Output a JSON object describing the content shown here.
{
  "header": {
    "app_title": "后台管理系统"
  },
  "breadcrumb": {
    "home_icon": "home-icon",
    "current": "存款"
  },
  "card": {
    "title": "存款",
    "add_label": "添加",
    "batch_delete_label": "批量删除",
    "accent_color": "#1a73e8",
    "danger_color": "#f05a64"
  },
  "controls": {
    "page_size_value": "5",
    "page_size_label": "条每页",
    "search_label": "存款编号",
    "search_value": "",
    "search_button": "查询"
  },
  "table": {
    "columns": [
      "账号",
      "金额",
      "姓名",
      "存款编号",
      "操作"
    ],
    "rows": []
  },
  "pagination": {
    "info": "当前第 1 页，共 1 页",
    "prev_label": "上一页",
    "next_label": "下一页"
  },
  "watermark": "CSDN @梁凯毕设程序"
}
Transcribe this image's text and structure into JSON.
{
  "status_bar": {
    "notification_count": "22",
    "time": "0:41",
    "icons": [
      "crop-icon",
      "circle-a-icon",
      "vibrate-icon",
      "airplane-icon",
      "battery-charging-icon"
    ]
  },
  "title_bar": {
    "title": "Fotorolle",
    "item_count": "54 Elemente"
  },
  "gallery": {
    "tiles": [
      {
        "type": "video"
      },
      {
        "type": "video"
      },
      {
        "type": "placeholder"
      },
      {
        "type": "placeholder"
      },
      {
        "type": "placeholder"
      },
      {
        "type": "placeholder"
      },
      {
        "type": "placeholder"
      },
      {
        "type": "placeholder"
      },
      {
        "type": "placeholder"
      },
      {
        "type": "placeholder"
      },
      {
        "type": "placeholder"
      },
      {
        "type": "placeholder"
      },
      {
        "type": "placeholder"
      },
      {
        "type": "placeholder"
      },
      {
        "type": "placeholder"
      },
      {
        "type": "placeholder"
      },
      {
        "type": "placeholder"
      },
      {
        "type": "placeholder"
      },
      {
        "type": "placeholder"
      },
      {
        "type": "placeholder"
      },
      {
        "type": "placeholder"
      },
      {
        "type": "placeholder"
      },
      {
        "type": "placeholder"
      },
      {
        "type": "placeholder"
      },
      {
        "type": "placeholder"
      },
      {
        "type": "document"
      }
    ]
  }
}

-------

• **TASK STATEMENT**: Quote all of the entries exactly as they appear.

• **ANSWER TO THE TASK**:
Output a JSON object describing the content shown here.
{
  "header": {
    "app_title": "后台管理系统"
  },
  "breadcrumb": {
    "home_icon": "home-icon",
    "current": "存款"
  },
  "card": {
    "title": "存款",
    "add_label": "添加",
    "batch_delete_label": "批量删除",
    "accent_color": "#1a73e8",
    "danger_color": "#f05a64"
  },
  "controls": {
    "page_size_value": "5",
    "page_size_label": "条每页",
    "search_label": "存款编号",
    "search_value": "",
    "search_button": "查询"
  },
  "table": {
    "columns": [
      "账号",
      "金额",
      "姓名",
      "存款编号",
      "操作"
    ],
    "rows": []
  },
  "pagination": {
    "info": "当前第 1 页，共 1 页",
    "prev_label": "上一页",
    "next_label": "下一页"
  },
  "watermark": "CSDN @梁凯毕设程序"
}
Transcribe this image's text and structure into JSON.
{
  "status_bar": {
    "notification_count": "22",
    "time": "0:41",
    "icons": [
      "crop-icon",
      "circle-a-icon",
      "vibrate-icon",
      "airplane-icon",
      "battery-charging-icon"
    ]
  },
  "title_bar": {
    "title": "Fotorolle",
    "item_count": "54 Elemente"
  },
  "gallery": {
    "tiles": [
      {
        "type": "video"
      },
      {
        "type": "video"
      },
      {
        "type": "placeholder"
      },
      {
        "type": "placeholder"
      },
      {
        "type": "placeholder"
      },
      {
        "type": "placeholder"
      },
      {
        "type": "placeholder"
      },
      {
        "type": "placeholder"
      },
      {
        "type": "placeholder"
      },
      {
        "type": "placeholder"
      },
      {
        "type": "placeholder"
      },
      {
        "type": "placeholder"
      },
      {
        "type": "placeholder"
      },
      {
        "type": "placeholder"
      },
      {
        "type": "placeholder"
      },
      {
        "type": "placeholder"
      },
      {
        "type": "placeholder"
      },
      {
        "type": "placeholder"
      },
      {
        "type": "placeholder"
      },
      {
        "type": "placeholder"
      },
      {
        "type": "placeholder"
      },
      {
        "type": "placeholder"
      },
      {
        "type": "placeholder"
      },
      {
        "type": "placeholder"
      },
      {
        "type": "placeholder"
      },
      {
        "type": "document"
      }
    ]
  }
}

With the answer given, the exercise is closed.